## Data entries

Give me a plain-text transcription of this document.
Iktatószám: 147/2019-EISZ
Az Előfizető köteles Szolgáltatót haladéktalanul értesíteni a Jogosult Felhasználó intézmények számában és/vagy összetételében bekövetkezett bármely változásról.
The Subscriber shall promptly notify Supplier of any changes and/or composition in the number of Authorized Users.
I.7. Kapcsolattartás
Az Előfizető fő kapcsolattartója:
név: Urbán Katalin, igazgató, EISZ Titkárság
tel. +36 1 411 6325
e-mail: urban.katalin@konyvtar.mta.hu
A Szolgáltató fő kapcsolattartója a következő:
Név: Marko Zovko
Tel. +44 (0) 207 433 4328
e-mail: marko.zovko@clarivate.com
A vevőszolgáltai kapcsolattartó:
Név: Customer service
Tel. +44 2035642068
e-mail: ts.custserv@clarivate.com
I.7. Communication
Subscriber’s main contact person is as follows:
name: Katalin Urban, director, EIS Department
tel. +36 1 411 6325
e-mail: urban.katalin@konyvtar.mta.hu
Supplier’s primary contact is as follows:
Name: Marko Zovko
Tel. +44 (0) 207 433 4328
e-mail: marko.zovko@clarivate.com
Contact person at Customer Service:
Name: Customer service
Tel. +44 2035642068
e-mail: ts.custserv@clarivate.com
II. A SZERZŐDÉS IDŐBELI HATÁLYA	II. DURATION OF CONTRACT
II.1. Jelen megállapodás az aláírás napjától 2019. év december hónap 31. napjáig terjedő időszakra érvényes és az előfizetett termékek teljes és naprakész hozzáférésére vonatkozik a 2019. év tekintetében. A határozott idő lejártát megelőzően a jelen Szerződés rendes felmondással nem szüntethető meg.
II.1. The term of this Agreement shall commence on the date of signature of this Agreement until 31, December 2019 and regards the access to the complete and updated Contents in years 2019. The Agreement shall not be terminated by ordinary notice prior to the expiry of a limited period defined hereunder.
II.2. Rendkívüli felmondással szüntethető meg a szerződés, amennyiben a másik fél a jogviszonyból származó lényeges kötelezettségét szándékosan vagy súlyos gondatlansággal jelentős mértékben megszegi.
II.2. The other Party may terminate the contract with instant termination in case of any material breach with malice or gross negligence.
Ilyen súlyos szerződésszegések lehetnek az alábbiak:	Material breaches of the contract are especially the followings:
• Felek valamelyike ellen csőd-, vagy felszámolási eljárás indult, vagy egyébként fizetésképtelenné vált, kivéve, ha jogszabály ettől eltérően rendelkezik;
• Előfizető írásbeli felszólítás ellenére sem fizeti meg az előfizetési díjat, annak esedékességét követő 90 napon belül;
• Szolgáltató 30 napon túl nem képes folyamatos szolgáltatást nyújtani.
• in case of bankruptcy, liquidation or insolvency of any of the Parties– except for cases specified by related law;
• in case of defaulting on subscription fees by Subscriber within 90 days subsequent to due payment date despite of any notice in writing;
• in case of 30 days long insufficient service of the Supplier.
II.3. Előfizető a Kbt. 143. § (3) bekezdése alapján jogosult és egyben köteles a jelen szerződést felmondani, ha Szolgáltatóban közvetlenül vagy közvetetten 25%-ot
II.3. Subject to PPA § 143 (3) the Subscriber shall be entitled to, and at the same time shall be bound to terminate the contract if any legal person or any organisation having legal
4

==

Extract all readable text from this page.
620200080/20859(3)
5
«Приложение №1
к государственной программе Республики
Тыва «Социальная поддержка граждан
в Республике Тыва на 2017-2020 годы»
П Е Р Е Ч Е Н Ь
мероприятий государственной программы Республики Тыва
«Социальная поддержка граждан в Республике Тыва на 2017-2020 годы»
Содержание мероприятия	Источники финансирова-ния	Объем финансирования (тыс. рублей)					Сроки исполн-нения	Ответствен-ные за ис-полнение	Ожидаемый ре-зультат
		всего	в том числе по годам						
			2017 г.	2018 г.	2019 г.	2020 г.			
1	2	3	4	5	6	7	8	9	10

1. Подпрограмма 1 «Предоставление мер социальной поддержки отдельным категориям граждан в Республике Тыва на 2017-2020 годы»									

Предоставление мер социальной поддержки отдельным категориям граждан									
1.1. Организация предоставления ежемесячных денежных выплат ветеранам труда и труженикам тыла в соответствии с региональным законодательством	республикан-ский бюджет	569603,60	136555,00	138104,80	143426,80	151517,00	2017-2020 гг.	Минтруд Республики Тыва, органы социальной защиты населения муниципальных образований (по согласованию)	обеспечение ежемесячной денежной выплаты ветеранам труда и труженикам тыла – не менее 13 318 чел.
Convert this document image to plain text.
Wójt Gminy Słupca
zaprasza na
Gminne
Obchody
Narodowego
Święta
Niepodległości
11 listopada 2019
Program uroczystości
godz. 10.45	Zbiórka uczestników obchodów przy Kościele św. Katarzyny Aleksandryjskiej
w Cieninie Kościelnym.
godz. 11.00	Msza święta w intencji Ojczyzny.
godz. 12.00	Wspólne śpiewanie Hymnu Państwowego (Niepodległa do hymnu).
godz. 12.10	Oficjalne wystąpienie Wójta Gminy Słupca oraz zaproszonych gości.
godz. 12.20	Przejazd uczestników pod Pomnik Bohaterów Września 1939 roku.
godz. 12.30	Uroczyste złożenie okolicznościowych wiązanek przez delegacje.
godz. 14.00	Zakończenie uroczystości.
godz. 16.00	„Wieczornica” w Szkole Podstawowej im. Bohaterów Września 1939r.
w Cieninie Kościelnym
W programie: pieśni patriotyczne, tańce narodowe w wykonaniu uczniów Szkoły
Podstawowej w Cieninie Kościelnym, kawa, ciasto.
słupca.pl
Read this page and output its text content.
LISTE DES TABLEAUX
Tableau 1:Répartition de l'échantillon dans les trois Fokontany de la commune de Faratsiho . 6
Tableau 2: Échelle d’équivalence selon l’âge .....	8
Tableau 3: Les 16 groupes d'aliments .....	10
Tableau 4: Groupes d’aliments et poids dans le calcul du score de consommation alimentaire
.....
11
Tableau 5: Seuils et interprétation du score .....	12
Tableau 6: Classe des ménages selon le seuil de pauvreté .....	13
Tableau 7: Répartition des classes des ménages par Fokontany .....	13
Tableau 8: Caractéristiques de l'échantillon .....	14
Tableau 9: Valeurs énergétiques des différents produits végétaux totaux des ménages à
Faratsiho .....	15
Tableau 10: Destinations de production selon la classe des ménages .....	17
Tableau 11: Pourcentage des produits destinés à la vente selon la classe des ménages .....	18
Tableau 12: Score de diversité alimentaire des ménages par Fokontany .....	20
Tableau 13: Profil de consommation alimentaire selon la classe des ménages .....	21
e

## TO BE DONE
The answer is the number of lines in the preceding material that hold "text"; write that number and nothing else.

## SOLUTION TO THIS PROBLEM
4